===== GIVEN RECORDS

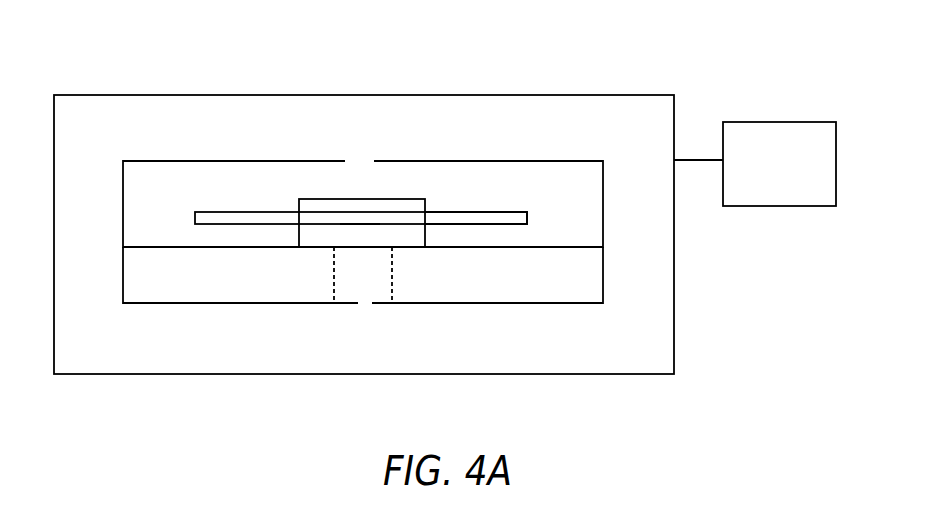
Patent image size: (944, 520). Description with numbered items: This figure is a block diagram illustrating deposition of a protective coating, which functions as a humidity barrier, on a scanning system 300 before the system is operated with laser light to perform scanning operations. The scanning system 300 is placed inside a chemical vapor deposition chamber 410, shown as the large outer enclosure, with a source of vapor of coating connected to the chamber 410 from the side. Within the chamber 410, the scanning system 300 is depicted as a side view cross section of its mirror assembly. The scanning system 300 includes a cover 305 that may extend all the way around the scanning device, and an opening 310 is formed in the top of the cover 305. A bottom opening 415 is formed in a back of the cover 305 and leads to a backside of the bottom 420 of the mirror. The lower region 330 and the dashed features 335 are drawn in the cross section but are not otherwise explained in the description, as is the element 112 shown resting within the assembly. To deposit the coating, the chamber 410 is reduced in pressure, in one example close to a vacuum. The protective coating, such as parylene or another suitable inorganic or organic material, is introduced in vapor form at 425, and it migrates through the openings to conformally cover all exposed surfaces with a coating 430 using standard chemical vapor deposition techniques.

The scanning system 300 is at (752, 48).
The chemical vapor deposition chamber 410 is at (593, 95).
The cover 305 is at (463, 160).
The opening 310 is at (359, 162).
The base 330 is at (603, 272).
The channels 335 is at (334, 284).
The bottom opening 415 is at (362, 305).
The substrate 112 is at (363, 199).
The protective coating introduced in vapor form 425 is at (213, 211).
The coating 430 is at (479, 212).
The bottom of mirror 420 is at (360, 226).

==========
===== GIVEN RECORDS

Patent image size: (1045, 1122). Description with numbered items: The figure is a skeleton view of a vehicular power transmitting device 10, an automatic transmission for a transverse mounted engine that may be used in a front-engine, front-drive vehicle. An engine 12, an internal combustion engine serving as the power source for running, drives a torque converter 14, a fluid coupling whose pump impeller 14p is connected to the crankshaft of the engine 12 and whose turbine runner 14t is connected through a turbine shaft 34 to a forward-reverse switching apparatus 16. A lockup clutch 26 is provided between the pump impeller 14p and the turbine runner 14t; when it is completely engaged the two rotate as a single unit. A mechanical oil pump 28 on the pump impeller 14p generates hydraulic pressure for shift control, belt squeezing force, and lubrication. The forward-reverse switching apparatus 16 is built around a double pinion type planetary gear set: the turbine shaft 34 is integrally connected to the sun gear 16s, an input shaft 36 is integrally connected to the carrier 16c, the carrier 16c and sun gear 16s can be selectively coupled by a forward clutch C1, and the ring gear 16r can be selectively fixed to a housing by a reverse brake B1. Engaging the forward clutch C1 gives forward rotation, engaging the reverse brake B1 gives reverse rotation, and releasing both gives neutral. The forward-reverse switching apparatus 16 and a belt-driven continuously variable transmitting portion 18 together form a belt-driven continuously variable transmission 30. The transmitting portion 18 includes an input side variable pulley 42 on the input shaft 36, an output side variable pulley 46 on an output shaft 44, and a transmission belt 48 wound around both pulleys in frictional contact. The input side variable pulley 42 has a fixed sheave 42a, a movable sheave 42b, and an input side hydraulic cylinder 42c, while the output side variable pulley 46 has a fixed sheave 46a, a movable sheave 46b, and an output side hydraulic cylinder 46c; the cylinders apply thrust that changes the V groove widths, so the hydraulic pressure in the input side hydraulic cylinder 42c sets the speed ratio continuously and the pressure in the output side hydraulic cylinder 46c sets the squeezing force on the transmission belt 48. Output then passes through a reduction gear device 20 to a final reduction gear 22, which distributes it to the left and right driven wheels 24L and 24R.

==========

--- EXERCISE DETAILS ---
Select each line above that contains the string "scanning". Matching is case-sensitive.

--- EXPECTED ANSWER ---
Patent image size: (944, 520). Description with numbered items: This figure is a block diagram illustrating deposition of a protective coating, which functions as a humidity barrier, on a scanning system 300 before the system is operated with laser light to perform scanning operations. The scanning system 300 is placed inside a chemical vapor deposition chamber 410, shown as the large outer enclosure, with a source of vapor of coating connected to the chamber 410 from the side. Within the chamber 410, the scanning system 300 is depicted as a side view cross section of its mirror assembly. The scanning system 300 includes a cover 305 that may extend all the way around the scanning device, and an opening 310 is formed in the top of the cover 305. A bottom opening 415 is formed in a back of the cover 305 and leads to a backside of the bottom 420 of the mirror. The lower region 330 and the dashed features 335 are drawn in the cross section but are not otherwise explained in the description, as is the element 112 shown resting within the assembly. To deposit the coating, the chamber 410 is reduced in pressure, in one example close to a vacuum. The protective coating, such as parylene or another suitable inorganic or organic material, is introduced in vapor form at 425, and it migrates through the openings to conformally cover all exposed surfaces with a coating 430 using standard chemical vapor deposition techniques.
The scanning system 300 is at (752, 48).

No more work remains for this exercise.